## begin SOURCE DATA

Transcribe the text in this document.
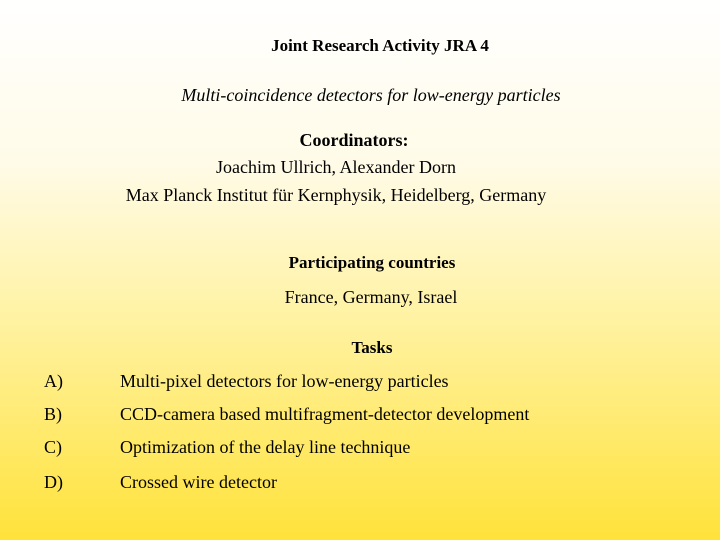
Joint Research Activity JRA 4
Multi-coincidence detectors for low-energy particles
Coordinators:
Joachim Ullrich, Alexander Dorn
Max Planck Institut für Kernphysik, Heidelberg, Germany
Participating countries
France, Germany, Israel
Tasks
A)	Multi-pixel detectors for low-energy particles
B)	CCD-camera based multifragment-detector development
C)	Optimization of the delay line technique
D)	Crossed wire detector
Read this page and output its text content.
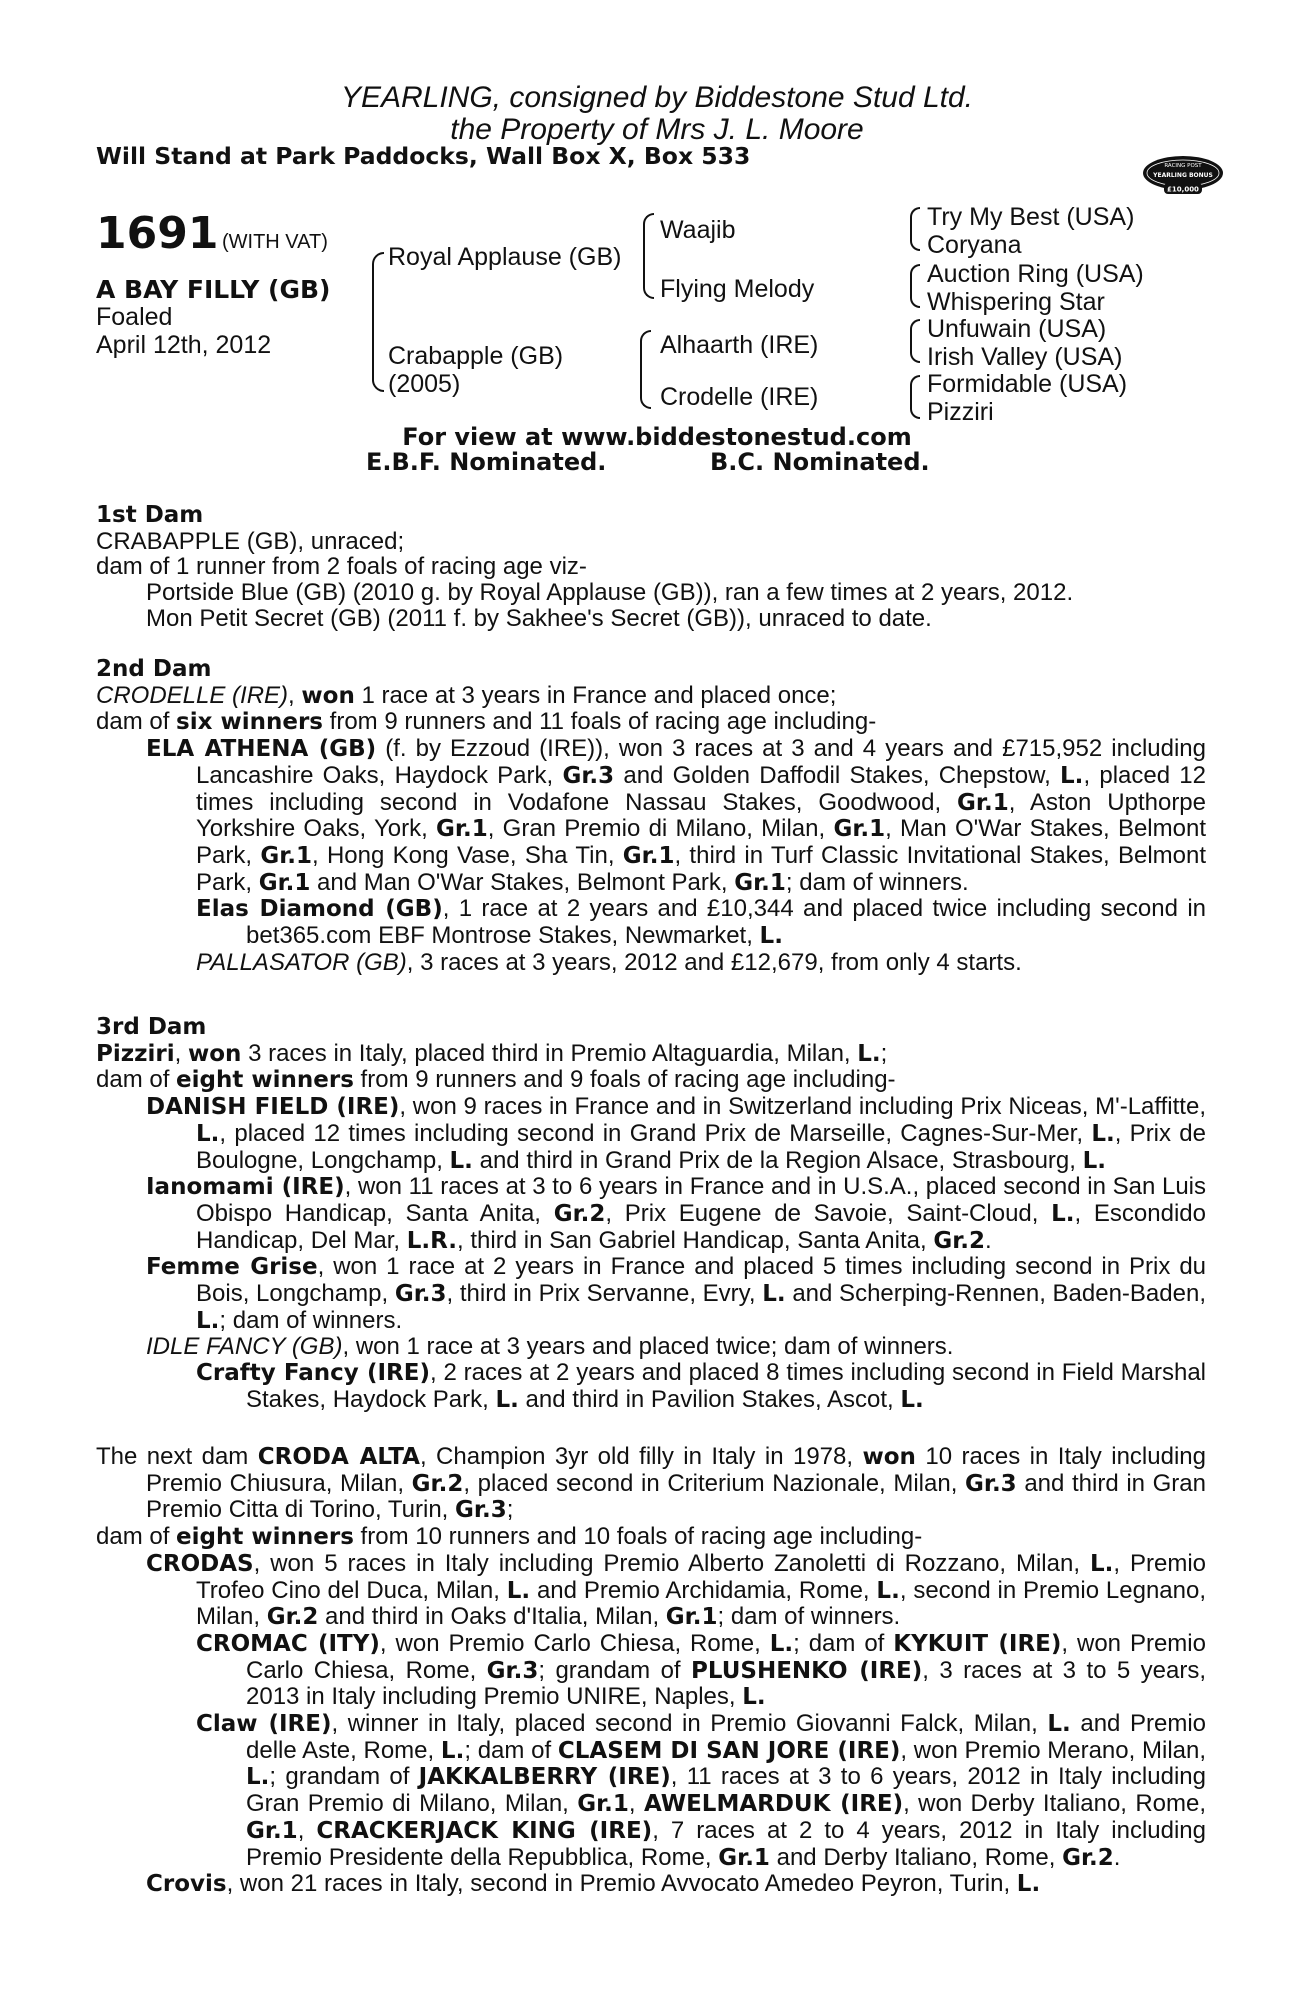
YEARLING, consigned by Biddestone Stud Ltd.
the Property of Mrs J. L. Moore
Will Stand at Park Paddocks, Wall Box X, Box 533	RACING POST
YEARLING BONUS
£10,000
1691 (WITH VAT)
A BAY FILLY (GB)
Foaled
April 12th, 2012
Royal Applause (GB)
Crabapple (GB)
(2005)
Waajib
Flying Melody
Alhaarth (IRE)
Crodelle (IRE)
Try My Best (USA)
Coryana
Auction Ring (USA)
Whispering Star
Unfuwain (USA)
Irish Valley (USA)
Formidable (USA)
Pizziri
For view at www.biddestonestud.com
E.B.F. Nominated.	B.C. Nominated.

1st Dam

CRABAPPLE (GB), unraced;

dam of 1 runner from 2 foals of racing age viz-

Portside Blue (GB) (2010 g. by Royal Applause (GB)), ran a few times at 2 years, 2012.

Mon Petit Secret (GB) (2011 f. by Sakhee's Secret (GB)), unraced to date.

2nd Dam

CRODELLE (IRE), won 1 race at 3 years in France and placed once;

dam of six winners from 9 runners and 11 foals of racing age including-

ELA ATHENA (GB) (f. by Ezzoud (IRE)), won 3 races at 3 and 4 years and £715,952 including Lancashire Oaks, Haydock Park, Gr.3 and Golden Daffodil Stakes, Chepstow, L., placed 12 times including second in Vodafone Nassau Stakes, Goodwood, Gr.1, Aston Upthorpe Yorkshire Oaks, York, Gr.1, Gran Premio di Milano, Milan, Gr.1, Man O'War Stakes, Belmont Park, Gr.1, Hong Kong Vase, Sha Tin, Gr.1, third in Turf Classic Invitational Stakes, Belmont Park, Gr.1 and Man O'War Stakes, Belmont Park, Gr.1; dam of winners.

Elas Diamond (GB), 1 race at 2 years and £10,344 and placed twice including second in bet365.com EBF Montrose Stakes, Newmarket, L.

PALLASATOR (GB), 3 races at 3 years, 2012 and £12,679, from only 4 starts.

3rd Dam

Pizziri, won 3 races in Italy, placed third in Premio Altaguardia, Milan, L.;

dam of eight winners from 9 runners and 9 foals of racing age including-

DANISH FIELD (IRE), won 9 races in France and in Switzerland including Prix Niceas, M'-Laffitte, L., placed 12 times including second in Grand Prix de Marseille, Cagnes-Sur-Mer, L., Prix de Boulogne, Longchamp, L. and third in Grand Prix de la Region Alsace, Strasbourg, L.

Ianomami (IRE), won 11 races at 3 to 6 years in France and in U.S.A., placed second in San Luis Obispo Handicap, Santa Anita, Gr.2, Prix Eugene de Savoie, Saint-Cloud, L., Escondido Handicap, Del Mar, L.R., third in San Gabriel Handicap, Santa Anita, Gr.2.

Femme Grise, won 1 race at 2 years in France and placed 5 times including second in Prix du Bois, Longchamp, Gr.3, third in Prix Servanne, Evry, L. and Scherping-Rennen, Baden-Baden, L.; dam of winners.

IDLE FANCY (GB), won 1 race at 3 years and placed twice; dam of winners.

Crafty Fancy (IRE), 2 races at 2 years and placed 8 times including second in Field Marshal Stakes, Haydock Park, L. and third in Pavilion Stakes, Ascot, L.

The next dam CRODA ALTA, Champion 3yr old filly in Italy in 1978, won 10 races in Italy including Premio Chiusura, Milan, Gr.2, placed second in Criterium Nazionale, Milan, Gr.3 and third in Gran Premio Citta di Torino, Turin, Gr.3;

dam of eight winners from 10 runners and 10 foals of racing age including-

CRODAS, won 5 races in Italy including Premio Alberto Zanoletti di Rozzano, Milan, L., Premio Trofeo Cino del Duca, Milan, L. and Premio Archidamia, Rome, L., second in Premio Legnano, Milan, Gr.2 and third in Oaks d'Italia, Milan, Gr.1; dam of winners.

CROMAC (ITY), won Premio Carlo Chiesa, Rome, L.; dam of KYKUIT (IRE), won Premio Carlo Chiesa, Rome, Gr.3; grandam of PLUSHENKO (IRE), 3 races at 3 to 5 years, 2013 in Italy including Premio UNIRE, Naples, L.

Claw (IRE), winner in Italy, placed second in Premio Giovanni Falck, Milan, L. and Premio delle Aste, Rome, L.; dam of CLASEM DI SAN JORE (IRE), won Premio Merano, Milan, L.; grandam of JAKKALBERRY (IRE), 11 races at 3 to 6 years, 2012 in Italy including Gran Premio di Milano, Milan, Gr.1, AWELMARDUK (IRE), won Derby Italiano, Rome, Gr.1, CRACKERJACK KING (IRE), 7 races at 2 to 4 years, 2012 in Italy including Premio Presidente della Repubblica, Rome, Gr.1 and Derby Italiano, Rome, Gr.2.

Crovis, won 21 races in Italy, second in Premio Avvocato Amedeo Peyron, Turin, L.
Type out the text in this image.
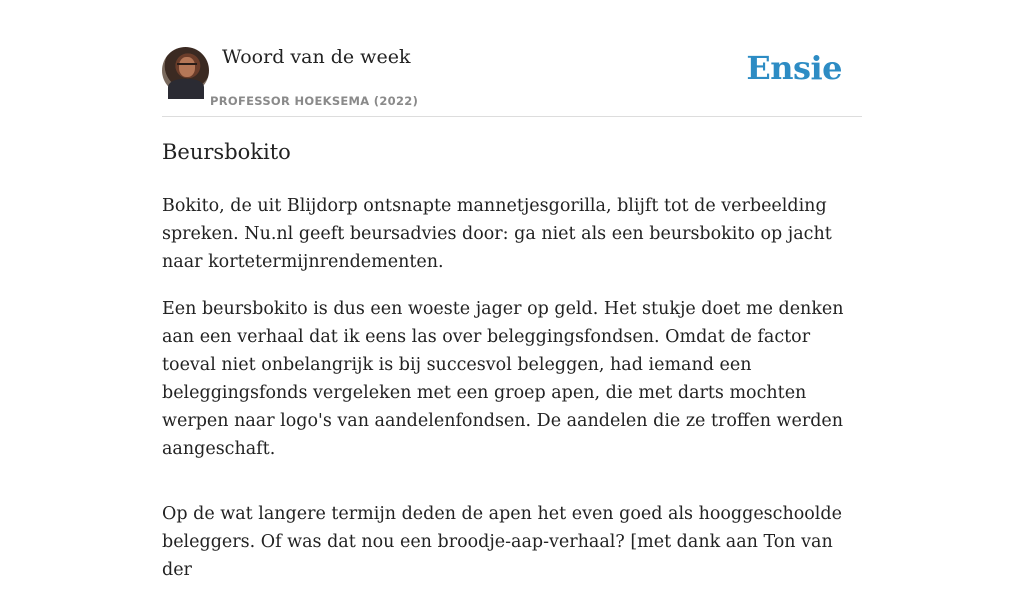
Woord van de week
PROFESSOR HOEKSEMA (2022)
Ensie
Beursbokito

Bokito, de uit Blijdorp ontsnapte mannetjesgorilla, blijft tot de verbeelding spreken. Nu.nl geeft beursadvies door: ga niet als een beursbokito op jacht naar kortetermijnrendementen.

Een beursbokito is dus een woeste jager op geld. Het stukje doet me denken aan een verhaal dat ik eens las over beleggingsfondsen. Omdat de factor toeval niet onbelangrijk is bij succesvol beleggen, had iemand een beleggingsfonds vergeleken met een groep apen, die met darts mochten werpen naar logo's van aandelenfondsen. De aandelen die ze troffen werden aangeschaft.

Op de wat langere termijn deden de apen het even goed als hooggeschoolde beleggers. Of was dat nou een broodje-aap-verhaal? [met dank aan Ton van der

## end SOURCE DATA

What is the number of lines that hold the string "Longchamp"? Give it alone.

*ANSWER TO THE PROBLEM*:
2